═════ Provided material ═════
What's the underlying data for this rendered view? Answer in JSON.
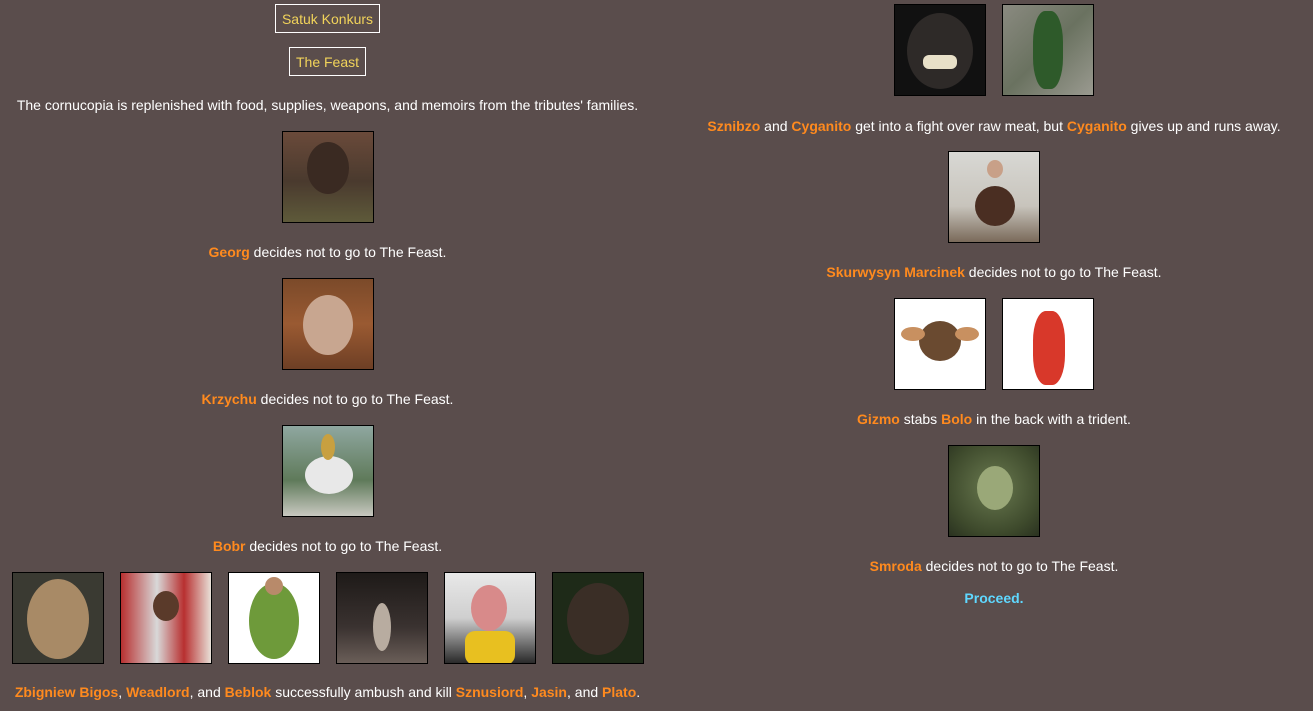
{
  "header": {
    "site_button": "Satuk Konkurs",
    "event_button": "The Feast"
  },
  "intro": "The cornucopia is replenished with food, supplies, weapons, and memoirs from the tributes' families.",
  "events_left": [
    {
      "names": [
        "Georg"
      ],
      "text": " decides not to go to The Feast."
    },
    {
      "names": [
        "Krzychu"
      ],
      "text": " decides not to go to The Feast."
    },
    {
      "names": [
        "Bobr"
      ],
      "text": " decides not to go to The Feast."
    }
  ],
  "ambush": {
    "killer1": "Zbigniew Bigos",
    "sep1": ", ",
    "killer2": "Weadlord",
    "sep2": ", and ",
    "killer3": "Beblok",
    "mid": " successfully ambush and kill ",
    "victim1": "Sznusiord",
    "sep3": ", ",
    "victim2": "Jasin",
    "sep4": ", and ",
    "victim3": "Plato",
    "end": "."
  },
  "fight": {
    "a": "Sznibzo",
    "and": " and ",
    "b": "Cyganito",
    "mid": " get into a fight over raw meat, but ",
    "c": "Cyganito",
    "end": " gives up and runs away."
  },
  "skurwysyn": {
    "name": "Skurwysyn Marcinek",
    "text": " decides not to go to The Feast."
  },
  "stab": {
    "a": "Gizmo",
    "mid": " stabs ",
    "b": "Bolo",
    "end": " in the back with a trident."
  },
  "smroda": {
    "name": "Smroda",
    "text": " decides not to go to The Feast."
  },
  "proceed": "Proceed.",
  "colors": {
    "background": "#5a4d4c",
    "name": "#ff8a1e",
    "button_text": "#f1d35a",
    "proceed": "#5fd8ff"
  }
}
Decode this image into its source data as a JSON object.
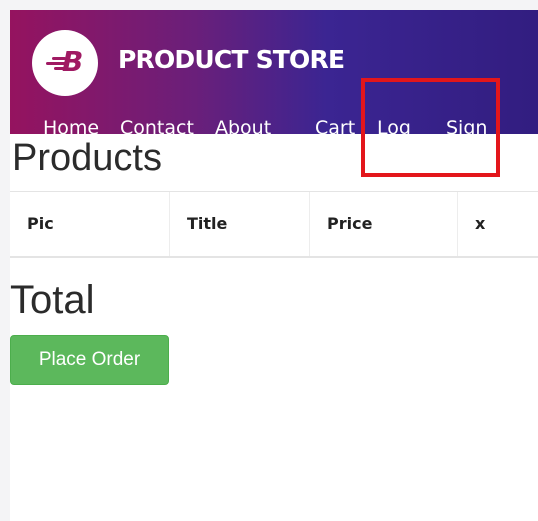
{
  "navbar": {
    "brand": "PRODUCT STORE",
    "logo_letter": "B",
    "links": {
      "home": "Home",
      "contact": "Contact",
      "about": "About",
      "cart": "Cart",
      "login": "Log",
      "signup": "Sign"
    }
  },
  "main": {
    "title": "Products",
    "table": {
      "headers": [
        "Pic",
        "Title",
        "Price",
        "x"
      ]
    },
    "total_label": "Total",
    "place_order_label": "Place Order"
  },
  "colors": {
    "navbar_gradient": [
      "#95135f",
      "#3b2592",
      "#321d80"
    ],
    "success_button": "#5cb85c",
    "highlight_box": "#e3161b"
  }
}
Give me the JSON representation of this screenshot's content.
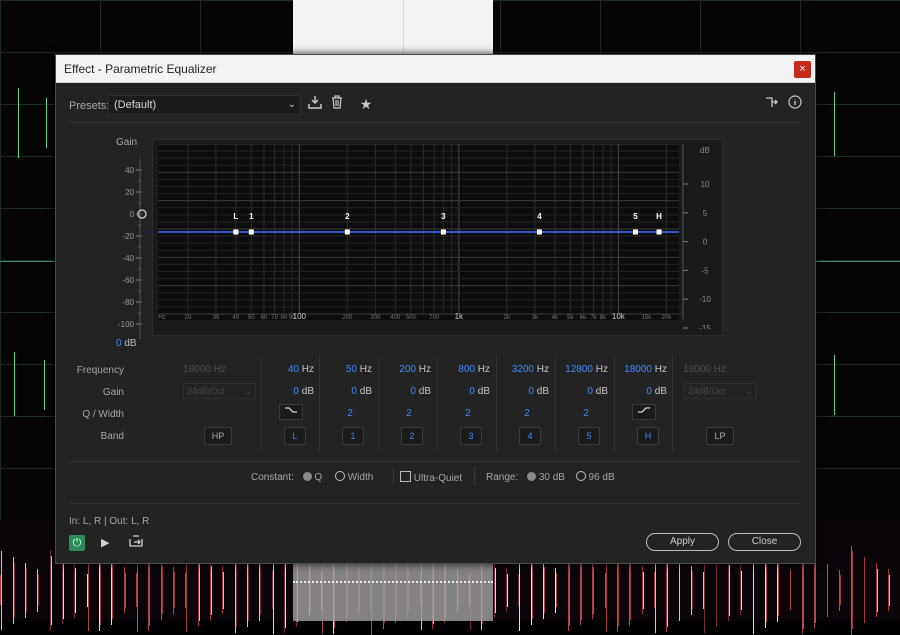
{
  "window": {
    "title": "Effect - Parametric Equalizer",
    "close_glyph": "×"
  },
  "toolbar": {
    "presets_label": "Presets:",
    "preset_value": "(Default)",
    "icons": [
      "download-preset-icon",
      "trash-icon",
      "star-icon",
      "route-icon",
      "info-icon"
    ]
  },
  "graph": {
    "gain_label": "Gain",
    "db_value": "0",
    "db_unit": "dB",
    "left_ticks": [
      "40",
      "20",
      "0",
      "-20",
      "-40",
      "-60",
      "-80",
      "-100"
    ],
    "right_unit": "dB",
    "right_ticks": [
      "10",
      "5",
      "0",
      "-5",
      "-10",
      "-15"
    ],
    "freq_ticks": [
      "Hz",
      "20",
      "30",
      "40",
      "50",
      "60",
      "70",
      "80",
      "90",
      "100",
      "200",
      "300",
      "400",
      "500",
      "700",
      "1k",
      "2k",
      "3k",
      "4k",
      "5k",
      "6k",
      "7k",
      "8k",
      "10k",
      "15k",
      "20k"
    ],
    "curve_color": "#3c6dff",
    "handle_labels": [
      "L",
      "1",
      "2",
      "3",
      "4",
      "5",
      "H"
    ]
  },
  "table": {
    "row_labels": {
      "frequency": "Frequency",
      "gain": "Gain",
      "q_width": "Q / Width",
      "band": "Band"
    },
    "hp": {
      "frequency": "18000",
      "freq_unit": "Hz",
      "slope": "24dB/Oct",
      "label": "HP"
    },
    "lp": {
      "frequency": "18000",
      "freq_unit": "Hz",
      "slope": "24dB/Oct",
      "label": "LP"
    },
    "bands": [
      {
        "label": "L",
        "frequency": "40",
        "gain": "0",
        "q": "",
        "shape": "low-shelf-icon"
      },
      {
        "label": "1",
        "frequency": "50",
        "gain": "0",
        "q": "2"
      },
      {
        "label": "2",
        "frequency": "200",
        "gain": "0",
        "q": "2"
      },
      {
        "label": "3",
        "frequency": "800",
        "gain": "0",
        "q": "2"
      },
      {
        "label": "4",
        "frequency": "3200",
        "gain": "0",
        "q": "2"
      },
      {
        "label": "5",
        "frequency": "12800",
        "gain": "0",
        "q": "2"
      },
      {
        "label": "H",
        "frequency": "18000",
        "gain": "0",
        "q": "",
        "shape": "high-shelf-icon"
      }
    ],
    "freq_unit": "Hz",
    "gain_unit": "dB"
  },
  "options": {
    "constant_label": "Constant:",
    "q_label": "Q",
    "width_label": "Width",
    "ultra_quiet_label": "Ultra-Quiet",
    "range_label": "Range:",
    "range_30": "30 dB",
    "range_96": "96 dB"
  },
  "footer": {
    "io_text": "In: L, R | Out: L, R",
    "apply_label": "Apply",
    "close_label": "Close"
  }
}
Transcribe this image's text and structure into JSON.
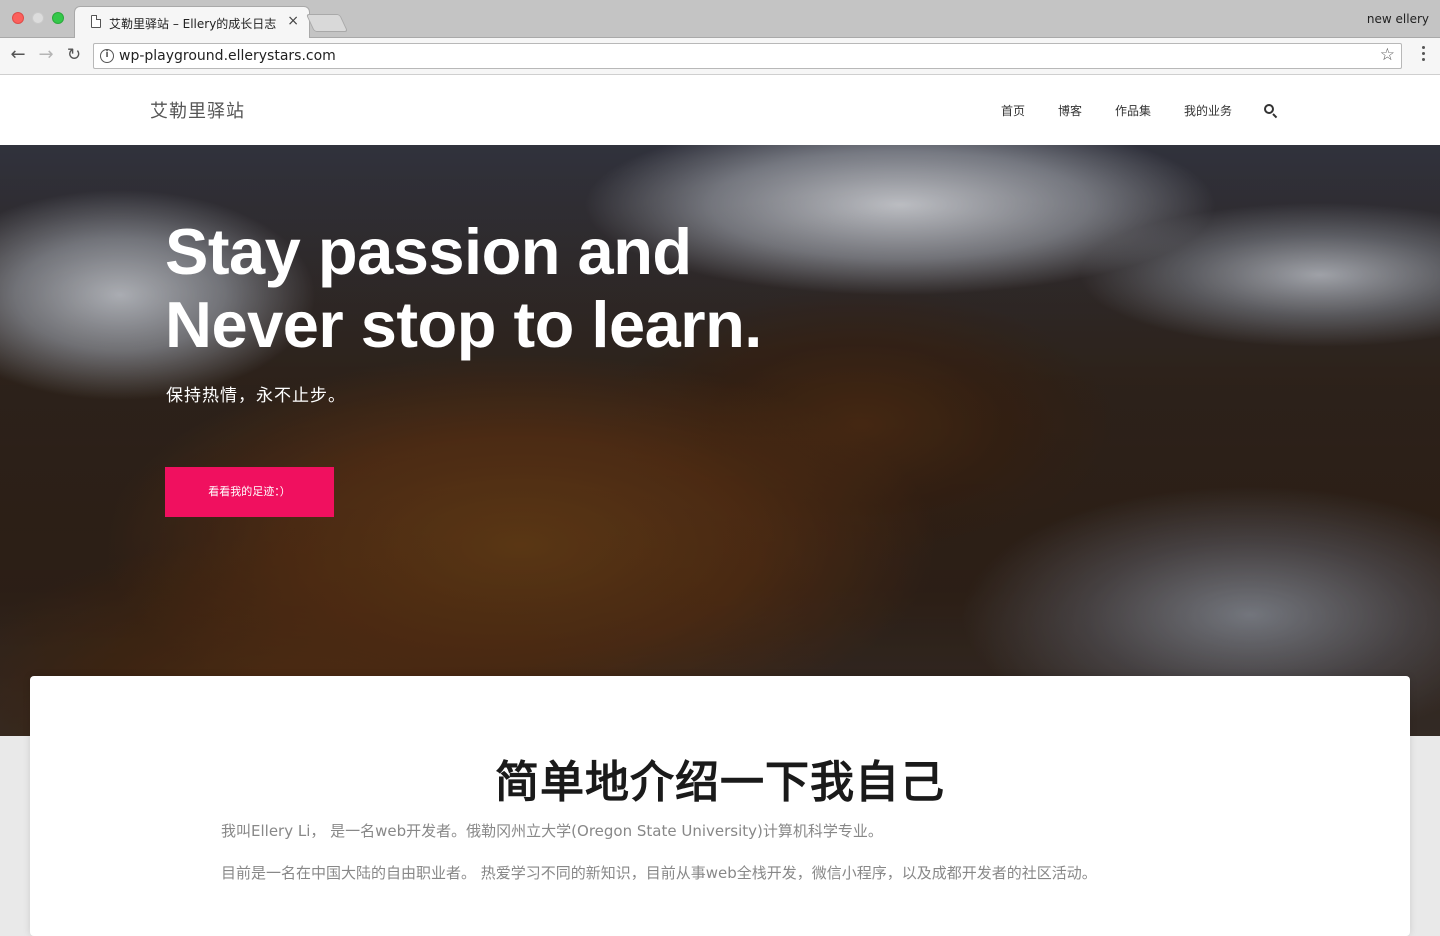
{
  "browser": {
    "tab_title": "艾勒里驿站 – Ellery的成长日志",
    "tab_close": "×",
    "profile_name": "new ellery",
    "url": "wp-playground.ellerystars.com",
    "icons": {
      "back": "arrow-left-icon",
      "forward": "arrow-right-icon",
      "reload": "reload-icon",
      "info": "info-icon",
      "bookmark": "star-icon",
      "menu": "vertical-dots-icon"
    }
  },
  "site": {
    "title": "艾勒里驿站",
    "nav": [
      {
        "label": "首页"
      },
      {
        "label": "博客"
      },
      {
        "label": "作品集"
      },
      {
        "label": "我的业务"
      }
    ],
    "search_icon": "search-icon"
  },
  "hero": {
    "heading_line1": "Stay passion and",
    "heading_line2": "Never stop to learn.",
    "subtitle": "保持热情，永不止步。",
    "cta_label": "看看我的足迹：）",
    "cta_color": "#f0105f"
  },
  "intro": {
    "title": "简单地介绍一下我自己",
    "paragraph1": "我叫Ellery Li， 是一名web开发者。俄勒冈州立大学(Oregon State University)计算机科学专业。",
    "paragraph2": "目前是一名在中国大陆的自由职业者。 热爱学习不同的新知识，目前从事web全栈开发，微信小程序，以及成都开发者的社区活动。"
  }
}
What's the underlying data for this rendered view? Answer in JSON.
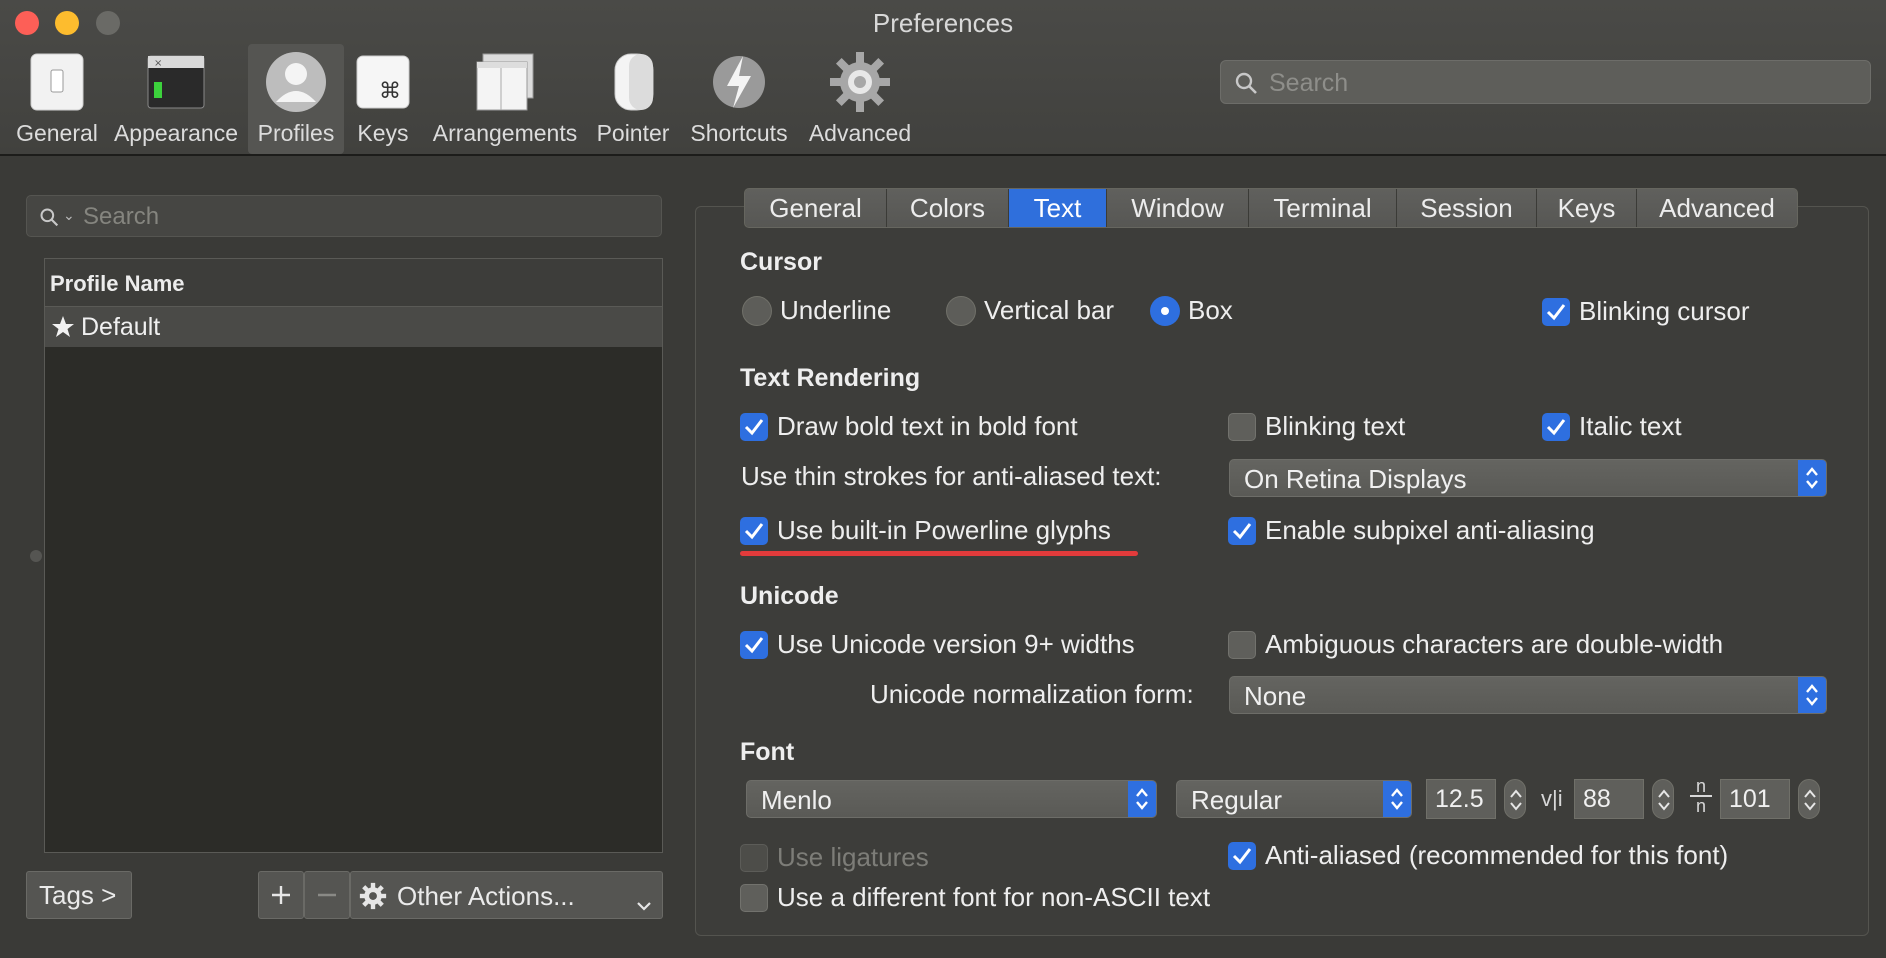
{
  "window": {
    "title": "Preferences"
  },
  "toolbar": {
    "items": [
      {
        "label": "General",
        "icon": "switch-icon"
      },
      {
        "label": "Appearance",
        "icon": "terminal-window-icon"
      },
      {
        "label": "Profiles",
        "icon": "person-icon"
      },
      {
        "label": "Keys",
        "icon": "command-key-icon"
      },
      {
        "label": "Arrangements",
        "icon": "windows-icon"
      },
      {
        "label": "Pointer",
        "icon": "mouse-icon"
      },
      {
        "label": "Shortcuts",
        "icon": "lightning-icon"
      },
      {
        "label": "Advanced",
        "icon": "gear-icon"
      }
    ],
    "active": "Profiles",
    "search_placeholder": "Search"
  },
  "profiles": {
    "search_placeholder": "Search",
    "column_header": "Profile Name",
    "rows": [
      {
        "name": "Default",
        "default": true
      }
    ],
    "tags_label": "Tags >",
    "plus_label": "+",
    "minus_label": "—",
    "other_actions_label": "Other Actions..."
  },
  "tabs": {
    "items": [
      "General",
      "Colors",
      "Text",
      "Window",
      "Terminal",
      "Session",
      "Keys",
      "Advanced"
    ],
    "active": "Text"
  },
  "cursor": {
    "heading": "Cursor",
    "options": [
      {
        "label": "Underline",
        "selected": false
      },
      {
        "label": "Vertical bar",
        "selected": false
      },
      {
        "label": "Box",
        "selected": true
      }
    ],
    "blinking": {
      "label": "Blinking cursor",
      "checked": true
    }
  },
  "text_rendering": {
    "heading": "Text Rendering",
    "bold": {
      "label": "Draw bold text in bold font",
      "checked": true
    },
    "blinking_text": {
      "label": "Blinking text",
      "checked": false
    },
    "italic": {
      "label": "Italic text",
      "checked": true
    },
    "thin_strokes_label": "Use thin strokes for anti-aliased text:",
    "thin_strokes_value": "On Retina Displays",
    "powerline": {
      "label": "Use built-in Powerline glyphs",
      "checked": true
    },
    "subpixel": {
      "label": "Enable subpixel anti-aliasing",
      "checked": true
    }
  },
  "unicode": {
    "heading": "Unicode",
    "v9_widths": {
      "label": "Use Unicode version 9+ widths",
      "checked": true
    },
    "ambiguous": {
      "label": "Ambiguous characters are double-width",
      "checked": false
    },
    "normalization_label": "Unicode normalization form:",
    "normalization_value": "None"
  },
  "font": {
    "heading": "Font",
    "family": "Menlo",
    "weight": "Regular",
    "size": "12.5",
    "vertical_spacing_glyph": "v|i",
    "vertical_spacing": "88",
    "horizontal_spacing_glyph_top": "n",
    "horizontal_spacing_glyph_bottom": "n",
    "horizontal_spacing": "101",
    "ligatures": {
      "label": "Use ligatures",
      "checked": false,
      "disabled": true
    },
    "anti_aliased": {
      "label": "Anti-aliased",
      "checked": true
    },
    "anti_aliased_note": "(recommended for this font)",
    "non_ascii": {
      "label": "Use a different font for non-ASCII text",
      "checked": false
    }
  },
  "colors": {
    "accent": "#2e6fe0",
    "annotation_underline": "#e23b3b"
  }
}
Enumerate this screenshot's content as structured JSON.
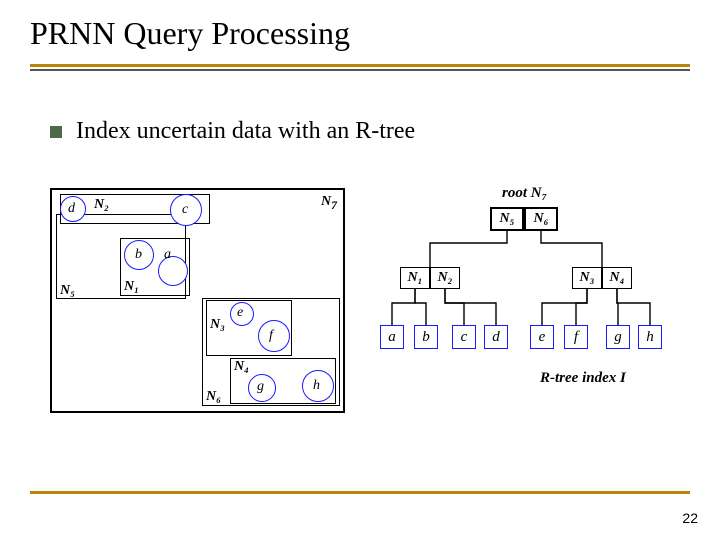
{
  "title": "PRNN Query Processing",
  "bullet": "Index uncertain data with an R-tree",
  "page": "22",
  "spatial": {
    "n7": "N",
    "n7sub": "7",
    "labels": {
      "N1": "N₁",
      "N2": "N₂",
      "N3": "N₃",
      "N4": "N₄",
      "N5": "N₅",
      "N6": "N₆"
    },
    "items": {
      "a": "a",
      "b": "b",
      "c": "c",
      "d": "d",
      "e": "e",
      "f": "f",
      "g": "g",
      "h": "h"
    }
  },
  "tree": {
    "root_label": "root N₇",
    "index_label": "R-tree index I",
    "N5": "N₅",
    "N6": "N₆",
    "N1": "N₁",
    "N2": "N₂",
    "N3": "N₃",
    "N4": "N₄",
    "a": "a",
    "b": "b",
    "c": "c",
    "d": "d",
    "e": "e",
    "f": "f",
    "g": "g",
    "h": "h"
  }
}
═════
Exercise requirements: Read the entries and show each line that mentions "shelf".

Output below:
        "shape": "low-shelf-icon"
        "shape": "high-shelf-icon"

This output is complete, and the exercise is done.